(Saved entries)
[START]

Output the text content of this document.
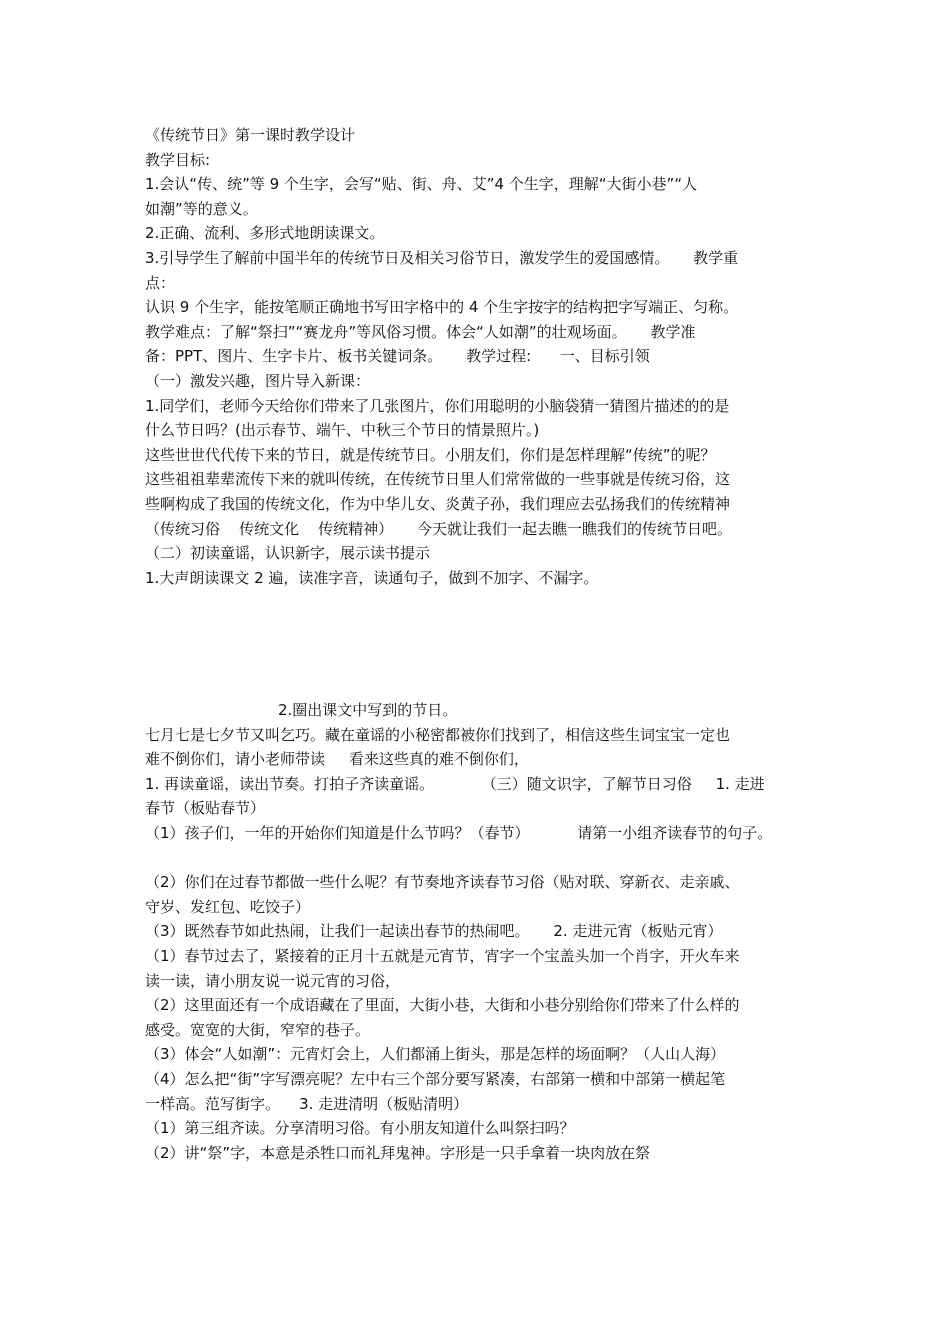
《传统节日》第一课时教学设计

教学目标:

1.会认“传、统”等 9 个生字，会写“贴、街、舟、艾”4 个生字，理解“大街小巷”“人

如潮”等的意义。

2.正确、流利、多形式地朗读课文。

3.引导学生了解前中国半年的传统节日及相关习俗节日，激发学生的爱国感情。     教学重

点：

认识 9 个生字，能按笔顺正确地书写田字格中的 4 个生字按字的结构把字写端正、匀称。

教学难点：了解“祭扫”“赛龙舟”等风俗习惯。体会“人如潮”的壮观场面。     教学准

备：PPT、图片、生字卡片、板书关键词条。     教学过程:      一、目标引领

（一）激发兴趣，图片导入新课：

1.同学们，老师今天给你们带来了几张图片，你们用聪明的小脑袋猜一猜图片描述的的是

什么节日吗？(出示春节、端午、中秋三个节日的情景照片。)

这些世世代代传下来的节日，就是传统节日。小朋友们，你们是怎样理解“传统”的呢？

这些祖祖辈辈流传下来的就叫传统，在传统节日里人们常常做的一些事就是传统习俗，这

些啊构成了我国的传统文化，作为中华儿女、炎黄子孙，我们理应去弘扬我们的传统精神

（传统习俗    传统文化    传统精神）     今天就让我们一起去瞧一瞧我们的传统节日吧。

（二）初读童谣，认识新字，展示读书提示

1.大声朗读课文 2 遍，读准字音，读通句子，做到不加字、不漏字。

2.圈出课文中写到的节日。

七月七是七夕节又叫乞巧。藏在童谣的小秘密都被你们找到了，相信这些生词宝宝一定也

难不倒你们，请小老师带读     看来这些真的难不倒你们，

1. 再读童谣，读出节奏。打拍子齐读童谣。          （三）随文识字，了解节日习俗     1. 走进

春节（板贴春节）

（1）孩子们，一年的开始你们知道是什么节吗？（春节）          请第一小组齐读春节的句子。

（2）你们在过春节都做一些什么呢？有节奏地齐读春节习俗（贴对联、穿新衣、走亲戚、

守岁、发红包、吃饺子）

（3）既然春节如此热闹，让我们一起读出春节的热闹吧。     2. 走进元宵（板贴元宵）

（1）春节过去了，紧接着的正月十五就是元宵节，宵字一个宝盖头加一个肖字，开火车来

读一读，请小朋友说一说元宵的习俗，

（2）这里面还有一个成语藏在了里面，大街小巷，大街和小巷分别给你们带来了什么样的

感受。宽宽的大街，窄窄的巷子。

（3）体会“人如潮”：元宵灯会上，人们都涌上街头，那是怎样的场面啊？（人山人海）

（4）怎么把“街”字写漂亮呢？左中右三个部分要写紧凑，右部第一横和中部第一横起笔

一样高。范写街字。    3. 走进清明（板贴清明）

（1）第三组齐读。分享清明习俗。有小朋友知道什么叫祭扫吗？

（2）讲“祭”字，本意是杀牲口而礼拜鬼神。字形是一只手拿着一块肉放在祭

[END]

**Stated problem:** Scan the data above; copy every line where "大街小巷" appears.

**Answer for this exercise:**
1.会认“传、统”等 9 个生字，会写“贴、街、舟、艾”4 个生字，理解“大街小巷”“人
（2）这里面还有一个成语藏在了里面，大街小巷，大街和小巷分别给你们带来了什么样的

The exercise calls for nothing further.